Supplied passage
Assistant Collector of Central Excise, Chandan Nagar,
West Bengal v. Dunlop India Ltd.

AIR 1985 SC 330: 1985 ECR 4: (1985) 1 SCC 260
JUDGES: O. Chinnappa Reddy, A.P. Sen and E.S. Venkataramiah, JJ.
Date of Decision: 30-11-1984

The respondent, Dunlop India Limited was a manufacturer of tyres, tubes and various other rubber products. By a notification dated April 6, 1984 issued by the Government of India, Ministry of Finance (Department of Revenue) in exercise of the powers conferred by rule 8(1) of the Central Excise Rules, 1944 tyres falling under item No. 16 of the First Schedule to the Central Excise and Salt Act, 1944 were exempt from a certain percentage of excise duty to the extent that the manufacturers had not availed themselves of the exemption granted under certain other earlier notifications. The Department was of view that the company was not entitled to the exemption as it had cleared the goods either without paying Central Excise Duty but furnishing bank guarantees under various interim orders of courts. The company claimed the benefit of the exemption to the tune of Rs. 6.05 crores and filed a writ petition in Calcutta High Court and sought any interim order restraining the Central Excise Authorities from the levy and collection of excise duty.

Private or public wrongs for preventing public injury forming the part of article 226 of Constitution of India if attracts statutory procedure.

Supplied data
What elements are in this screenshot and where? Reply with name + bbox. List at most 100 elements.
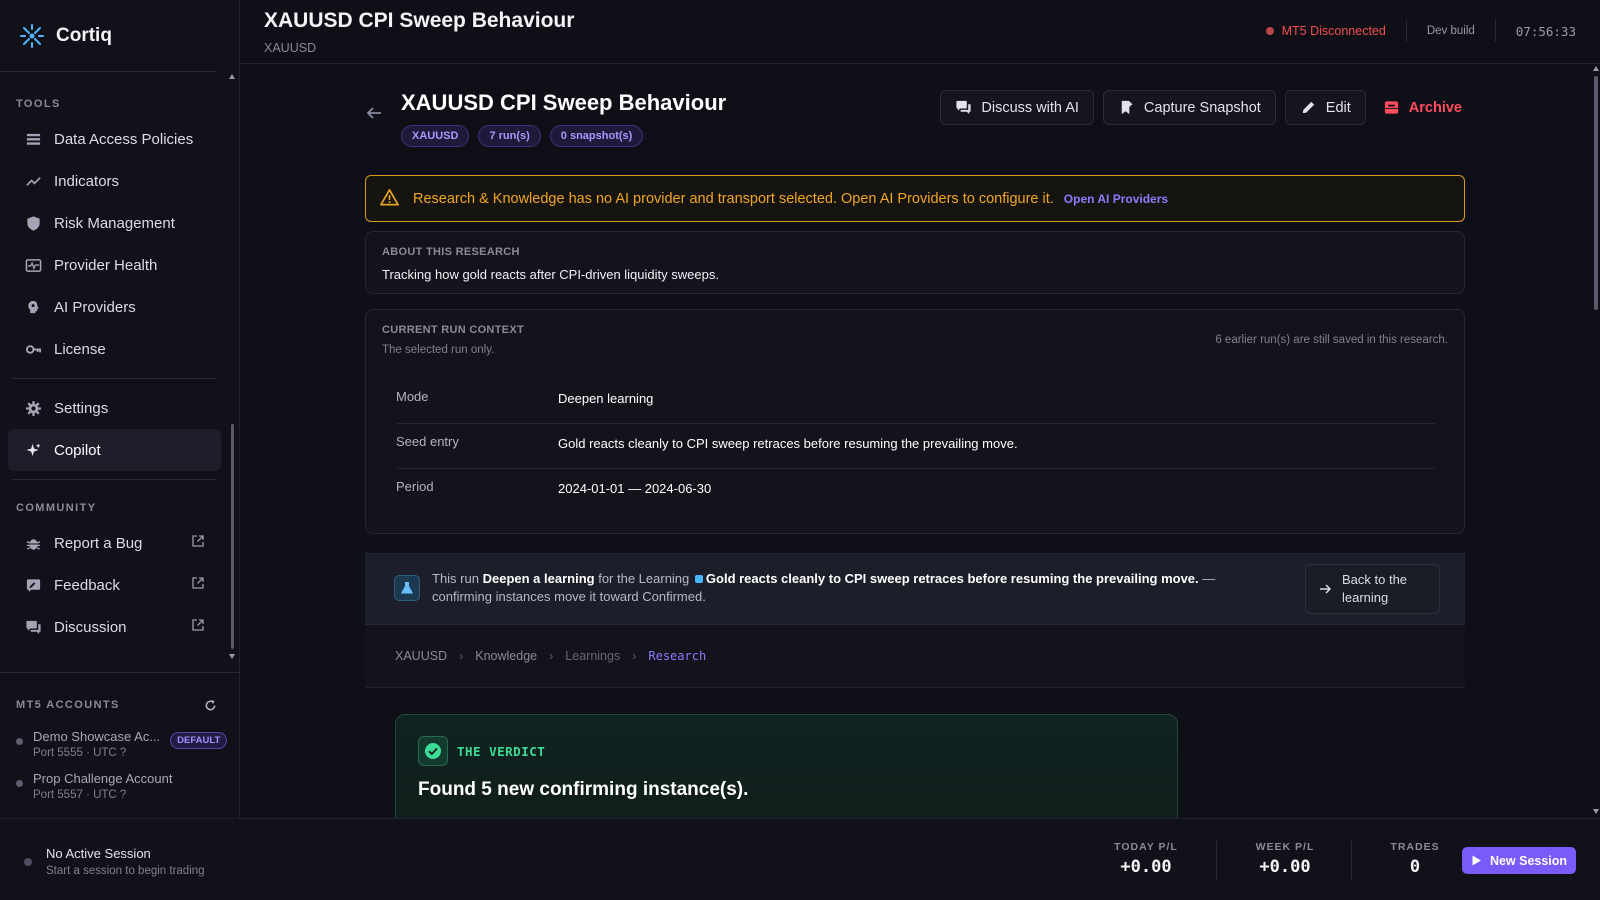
capture-label: Capture Snapshot: [1143, 99, 1261, 116]
new-session-label: New Session: [1489, 853, 1568, 868]
sidebar-scrollbar[interactable]: [229, 74, 235, 660]
sidebar-item-label: License: [54, 340, 106, 358]
mt5-status[interactable]: MT5 Disconnected: [1265, 24, 1386, 38]
arrow-right-icon: [1320, 584, 1332, 594]
open-ai-providers-link[interactable]: Open AI Providers: [1064, 192, 1168, 206]
stat-label: TRADES: [1390, 841, 1440, 853]
pencil-icon: [1302, 101, 1314, 114]
session-subtitle: Start a session to begin trading: [46, 865, 205, 877]
stat-label: WEEK P/L: [1255, 841, 1315, 853]
run-context-sub: The selected run only.: [382, 344, 495, 356]
account-item[interactable]: Prop Challenge Account Port 5557 · UTC ?: [0, 767, 239, 805]
refresh-icon[interactable]: [204, 699, 217, 715]
page-title: XAUUSD CPI Sweep Behaviour: [401, 90, 727, 115]
account-meta: Port 5555 · UTC ?: [33, 747, 127, 759]
sidebar-item-indicators[interactable]: Indicators: [8, 160, 221, 202]
sidebar-item-discussion[interactable]: Discussion: [8, 606, 221, 648]
session-footer: No Active Session Start a session to beg…: [0, 818, 1600, 900]
header-title: XAUUSD CPI Sweep Behaviour: [264, 9, 575, 32]
trades-stat: TRADES 0: [1385, 841, 1445, 877]
sidebar-item-label: Discussion: [54, 618, 127, 636]
default-badge: DEFAULT: [170, 732, 228, 749]
banner-prefix: This run: [432, 571, 479, 586]
archive-label: Archive: [1408, 99, 1462, 116]
sidebar-item-label: Indicators: [54, 172, 120, 190]
clock: 07:56:33: [1515, 23, 1576, 39]
sidebar-item-risk-management[interactable]: Risk Management: [8, 202, 221, 244]
footer-divider: [1351, 841, 1352, 881]
back-to-learning-button[interactable]: Back to the learning: [1305, 564, 1440, 614]
run-context-row: Seed entry Gold reacts cleanly to CPI sw…: [396, 424, 1436, 469]
capture-snapshot-button[interactable]: Capture Snapshot: [1102, 90, 1276, 125]
account-meta: Port 5557 · UTC ?: [33, 789, 127, 801]
status-dot: [1265, 27, 1274, 35]
research-header: XAUUSD CPI Sweep Behaviour XAUUSD 7 run(…: [365, 90, 1470, 150]
archive-button[interactable]: Archive: [1375, 90, 1470, 125]
new-session-button[interactable]: New Session: [1462, 847, 1576, 874]
run-context-label: CURRENT RUN CONTEXT: [382, 324, 524, 336]
external-link-icon: [191, 618, 205, 636]
run-context-row: Mode Deepen learning: [396, 379, 1436, 424]
top-header: XAUUSD CPI Sweep Behaviour XAUUSD MT5 Di…: [240, 0, 1600, 64]
external-link-icon: [191, 534, 205, 552]
page-scrollbar[interactable]: [1593, 66, 1600, 816]
verdict-title: Found 5 new confirming instance(s).: [418, 779, 749, 800]
sidebar: Cortiq TOOLS Data Access Policies Indica…: [0, 0, 240, 818]
back-arrow-icon[interactable]: [365, 104, 383, 125]
footer-divider: [1216, 841, 1217, 881]
account-name: Prop Challenge Account: [33, 771, 173, 786]
banner-learning: Gold reacts cleanly to CPI sweep retrace…: [705, 571, 1199, 586]
sidebar-item-license[interactable]: License: [8, 328, 221, 370]
sidebar-item-provider-health[interactable]: Provider Health: [8, 244, 221, 286]
sidebar-item-label: AI Providers: [54, 298, 136, 316]
sidebar-item-report-bug[interactable]: Report a Bug: [8, 522, 221, 564]
sidebar-item-ai-providers[interactable]: AI Providers: [8, 286, 221, 328]
chat-icon: [24, 618, 42, 636]
logo-icon: [20, 23, 44, 48]
sidebar-item-copilot[interactable]: Copilot: [8, 429, 221, 471]
run-context-row: Period 2024-01-01 — 2024-06-30: [396, 469, 1436, 514]
run-context-card: CURRENT RUN CONTEXT The selected run onl…: [365, 309, 1465, 534]
sidebar-item-label: Report a Bug: [54, 534, 143, 552]
bug-icon: [24, 534, 42, 552]
header-divider: [1405, 20, 1407, 42]
breadcrumb-item[interactable]: XAUUSD: [395, 649, 447, 663]
alert-text: Research & Knowledge has no AI provider …: [413, 190, 1054, 207]
verdict-label: THE VERDICT: [457, 744, 546, 759]
row-key: Period: [396, 479, 434, 494]
brand[interactable]: Cortiq: [0, 0, 217, 72]
sidebar-item-label: Settings: [54, 399, 109, 417]
tools-section-label: TOOLS: [16, 98, 61, 110]
build-label: Dev build: [1426, 25, 1475, 37]
breadcrumb-separator: ›: [632, 649, 637, 663]
sidebar-item-settings[interactable]: Settings: [8, 387, 221, 429]
breadcrumb-item[interactable]: Knowledge: [475, 649, 537, 663]
table-icon: [24, 130, 42, 148]
breadcrumb-item[interactable]: Learnings: [565, 649, 620, 663]
row-key: Seed entry: [396, 434, 459, 449]
flask-icon: [394, 575, 420, 601]
page-scroll-thumb[interactable]: [1594, 76, 1598, 310]
banner-action: Deepen a learning: [482, 571, 595, 586]
sidebar-scroll-thumb[interactable]: [231, 424, 234, 649]
sidebar-divider: [12, 378, 217, 379]
account-item[interactable]: Demo Showcase Ac... Port 5555 · UTC ? DE…: [0, 725, 239, 763]
sidebar-item-label: Copilot: [54, 441, 101, 459]
discuss-with-ai-button[interactable]: Discuss with AI: [940, 90, 1094, 125]
feedback-icon: [24, 576, 42, 594]
community-section-label: COMMUNITY: [16, 502, 97, 514]
back-to-learning-label: Back to the learning: [1342, 572, 1408, 605]
stat-value: +0.00: [1120, 857, 1172, 877]
edit-label: Edit: [1325, 99, 1351, 116]
edit-button[interactable]: Edit: [1284, 90, 1366, 125]
snapshots-tag: 0 snapshot(s): [549, 125, 644, 147]
sidebar-item-label: Feedback: [54, 576, 120, 594]
runs-tag: 7 run(s): [478, 125, 541, 147]
bookmark-add-icon: [1121, 100, 1133, 115]
ai-provider-alert: Research & Knowledge has no AI provider …: [365, 175, 1465, 222]
row-value: Gold reacts cleanly to CPI sweep retrace…: [558, 436, 1018, 451]
stat-value: 0: [1409, 857, 1421, 877]
key-icon: [24, 340, 42, 358]
sidebar-item-feedback[interactable]: Feedback: [8, 564, 221, 606]
sidebar-item-data-access-policies[interactable]: Data Access Policies: [8, 118, 221, 160]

Tasks to carry out
**a)** Print the portion of the Dunlop India case summary from "Assistant Collector of" up to and including "E.S. Venkataramiah, JJ.".
**b)** List every judge named in the Dunlop India case summary.

Outputs in order
**a)**
Assistant Collector of Central Excise, Chandan Nagar,
West Bengal v. Dunlop India Ltd.

AIR 1985 SC 330: 1985 ECR 4: (1985) 1 SCC 260
JUDGES: O. Chinnappa Reddy, A.P. Sen and E.S. Venkataramiah, JJ.

**b)**
- O. Chinnappa Reddy
- A.P. Sen
- E.S. Venkataramiah